▸ OBJECTIVE: How many lines in these records hold the string "title"? State only that number.

▸ RECORDS SUPPLIED:

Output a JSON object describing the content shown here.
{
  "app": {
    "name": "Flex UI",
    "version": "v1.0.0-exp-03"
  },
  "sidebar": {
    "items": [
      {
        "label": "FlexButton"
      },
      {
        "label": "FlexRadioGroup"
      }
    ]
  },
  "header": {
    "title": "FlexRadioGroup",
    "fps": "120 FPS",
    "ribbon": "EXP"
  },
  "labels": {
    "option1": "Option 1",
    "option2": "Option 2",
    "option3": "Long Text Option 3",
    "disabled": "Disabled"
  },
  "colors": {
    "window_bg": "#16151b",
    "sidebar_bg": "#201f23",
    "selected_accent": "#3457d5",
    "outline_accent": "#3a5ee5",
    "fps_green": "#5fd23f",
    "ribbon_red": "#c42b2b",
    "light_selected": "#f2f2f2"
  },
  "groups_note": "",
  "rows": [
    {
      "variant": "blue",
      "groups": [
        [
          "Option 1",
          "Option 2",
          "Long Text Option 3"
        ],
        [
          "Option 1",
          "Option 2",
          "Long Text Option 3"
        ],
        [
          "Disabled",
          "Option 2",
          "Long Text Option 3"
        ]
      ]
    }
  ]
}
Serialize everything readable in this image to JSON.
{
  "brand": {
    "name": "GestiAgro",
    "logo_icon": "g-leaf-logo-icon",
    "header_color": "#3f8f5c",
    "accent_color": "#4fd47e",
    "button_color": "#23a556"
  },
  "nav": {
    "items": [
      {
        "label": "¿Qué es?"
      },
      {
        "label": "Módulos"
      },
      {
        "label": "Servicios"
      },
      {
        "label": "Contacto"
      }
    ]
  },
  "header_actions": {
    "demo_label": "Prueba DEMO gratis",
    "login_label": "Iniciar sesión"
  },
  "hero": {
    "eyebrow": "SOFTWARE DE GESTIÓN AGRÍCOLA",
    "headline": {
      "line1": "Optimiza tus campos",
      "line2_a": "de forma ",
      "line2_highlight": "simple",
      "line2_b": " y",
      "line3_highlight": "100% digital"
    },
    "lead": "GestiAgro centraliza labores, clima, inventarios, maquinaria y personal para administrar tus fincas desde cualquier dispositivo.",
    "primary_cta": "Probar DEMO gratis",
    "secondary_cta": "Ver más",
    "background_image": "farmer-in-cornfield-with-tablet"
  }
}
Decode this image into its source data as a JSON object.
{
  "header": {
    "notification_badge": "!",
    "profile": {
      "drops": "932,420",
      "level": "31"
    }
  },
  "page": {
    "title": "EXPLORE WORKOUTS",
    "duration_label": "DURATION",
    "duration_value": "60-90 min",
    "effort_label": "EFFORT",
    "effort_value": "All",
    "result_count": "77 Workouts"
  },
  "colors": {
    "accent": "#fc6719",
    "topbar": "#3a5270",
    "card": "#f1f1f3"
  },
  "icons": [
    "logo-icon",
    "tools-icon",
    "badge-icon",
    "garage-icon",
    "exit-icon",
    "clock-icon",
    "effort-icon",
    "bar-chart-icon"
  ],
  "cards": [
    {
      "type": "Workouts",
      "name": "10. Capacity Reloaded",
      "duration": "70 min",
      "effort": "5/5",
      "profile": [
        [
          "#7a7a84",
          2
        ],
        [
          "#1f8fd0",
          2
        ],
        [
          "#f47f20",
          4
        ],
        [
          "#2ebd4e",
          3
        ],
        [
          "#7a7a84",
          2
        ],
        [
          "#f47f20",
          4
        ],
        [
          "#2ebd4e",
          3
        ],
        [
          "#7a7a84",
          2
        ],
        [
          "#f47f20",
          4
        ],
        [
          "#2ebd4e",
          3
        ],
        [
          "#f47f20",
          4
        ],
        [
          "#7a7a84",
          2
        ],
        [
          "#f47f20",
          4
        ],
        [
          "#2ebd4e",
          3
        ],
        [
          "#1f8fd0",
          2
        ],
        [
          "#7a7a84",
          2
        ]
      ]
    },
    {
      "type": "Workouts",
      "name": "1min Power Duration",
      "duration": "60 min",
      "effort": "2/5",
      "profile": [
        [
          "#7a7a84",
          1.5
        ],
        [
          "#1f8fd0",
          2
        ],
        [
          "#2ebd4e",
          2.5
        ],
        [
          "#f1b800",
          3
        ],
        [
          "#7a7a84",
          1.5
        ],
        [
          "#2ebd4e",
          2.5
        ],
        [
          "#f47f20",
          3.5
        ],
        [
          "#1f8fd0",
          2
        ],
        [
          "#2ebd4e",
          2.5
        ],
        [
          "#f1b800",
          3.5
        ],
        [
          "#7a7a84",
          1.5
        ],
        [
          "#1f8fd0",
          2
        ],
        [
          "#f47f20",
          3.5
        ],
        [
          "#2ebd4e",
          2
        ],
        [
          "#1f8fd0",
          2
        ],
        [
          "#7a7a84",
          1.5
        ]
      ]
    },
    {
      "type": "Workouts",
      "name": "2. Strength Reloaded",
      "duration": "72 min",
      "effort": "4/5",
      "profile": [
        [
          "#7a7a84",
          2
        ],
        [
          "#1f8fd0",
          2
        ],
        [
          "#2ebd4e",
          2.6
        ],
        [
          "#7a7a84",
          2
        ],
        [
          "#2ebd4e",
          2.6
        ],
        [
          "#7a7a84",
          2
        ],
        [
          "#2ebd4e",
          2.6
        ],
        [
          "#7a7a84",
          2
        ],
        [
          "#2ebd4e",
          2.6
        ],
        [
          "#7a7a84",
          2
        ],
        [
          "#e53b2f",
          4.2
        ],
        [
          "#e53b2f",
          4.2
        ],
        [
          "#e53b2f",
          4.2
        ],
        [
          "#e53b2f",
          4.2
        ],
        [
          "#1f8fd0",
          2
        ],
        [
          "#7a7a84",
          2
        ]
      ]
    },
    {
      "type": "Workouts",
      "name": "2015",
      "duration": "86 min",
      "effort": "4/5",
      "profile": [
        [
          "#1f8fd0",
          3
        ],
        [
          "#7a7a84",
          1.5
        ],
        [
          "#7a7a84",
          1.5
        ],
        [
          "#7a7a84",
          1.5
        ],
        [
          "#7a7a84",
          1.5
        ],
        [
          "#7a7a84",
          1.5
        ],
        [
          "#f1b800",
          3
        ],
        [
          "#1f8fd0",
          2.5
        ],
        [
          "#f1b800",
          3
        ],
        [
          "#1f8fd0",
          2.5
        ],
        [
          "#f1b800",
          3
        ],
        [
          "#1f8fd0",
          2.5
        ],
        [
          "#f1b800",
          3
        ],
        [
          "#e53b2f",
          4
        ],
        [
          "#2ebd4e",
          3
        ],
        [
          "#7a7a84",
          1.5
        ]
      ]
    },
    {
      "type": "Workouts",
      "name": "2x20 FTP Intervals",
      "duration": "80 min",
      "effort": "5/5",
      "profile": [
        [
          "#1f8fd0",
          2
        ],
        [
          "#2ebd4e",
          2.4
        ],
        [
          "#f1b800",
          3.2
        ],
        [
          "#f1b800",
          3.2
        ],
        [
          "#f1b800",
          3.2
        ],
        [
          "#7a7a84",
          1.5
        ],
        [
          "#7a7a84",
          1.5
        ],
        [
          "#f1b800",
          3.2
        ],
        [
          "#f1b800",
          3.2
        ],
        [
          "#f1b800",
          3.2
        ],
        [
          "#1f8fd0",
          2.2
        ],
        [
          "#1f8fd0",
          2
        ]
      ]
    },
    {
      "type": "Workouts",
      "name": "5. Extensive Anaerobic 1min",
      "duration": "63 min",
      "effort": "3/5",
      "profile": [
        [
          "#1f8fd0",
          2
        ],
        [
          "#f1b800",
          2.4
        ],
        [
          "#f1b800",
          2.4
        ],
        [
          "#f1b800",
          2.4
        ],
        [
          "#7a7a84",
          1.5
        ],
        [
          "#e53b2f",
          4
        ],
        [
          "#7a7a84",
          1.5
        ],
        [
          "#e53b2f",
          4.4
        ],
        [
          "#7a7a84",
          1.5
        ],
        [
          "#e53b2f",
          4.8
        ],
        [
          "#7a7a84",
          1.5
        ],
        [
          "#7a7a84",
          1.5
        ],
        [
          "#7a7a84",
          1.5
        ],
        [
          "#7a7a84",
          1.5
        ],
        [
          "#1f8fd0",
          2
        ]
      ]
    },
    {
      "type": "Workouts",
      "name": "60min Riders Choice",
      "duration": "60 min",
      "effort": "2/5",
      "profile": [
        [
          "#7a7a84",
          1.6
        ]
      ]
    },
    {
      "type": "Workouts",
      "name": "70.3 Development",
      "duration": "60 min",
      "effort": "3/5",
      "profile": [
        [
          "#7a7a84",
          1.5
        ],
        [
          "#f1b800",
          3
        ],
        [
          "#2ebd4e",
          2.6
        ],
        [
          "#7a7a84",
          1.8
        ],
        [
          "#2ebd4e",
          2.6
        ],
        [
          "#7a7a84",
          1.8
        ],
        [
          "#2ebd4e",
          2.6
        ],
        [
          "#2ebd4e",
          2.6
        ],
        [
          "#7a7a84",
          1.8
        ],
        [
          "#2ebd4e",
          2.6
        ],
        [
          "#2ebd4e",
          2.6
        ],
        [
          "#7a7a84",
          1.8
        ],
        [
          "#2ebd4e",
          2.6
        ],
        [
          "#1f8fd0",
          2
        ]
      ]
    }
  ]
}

▸ CORRECT RESPONSE: 2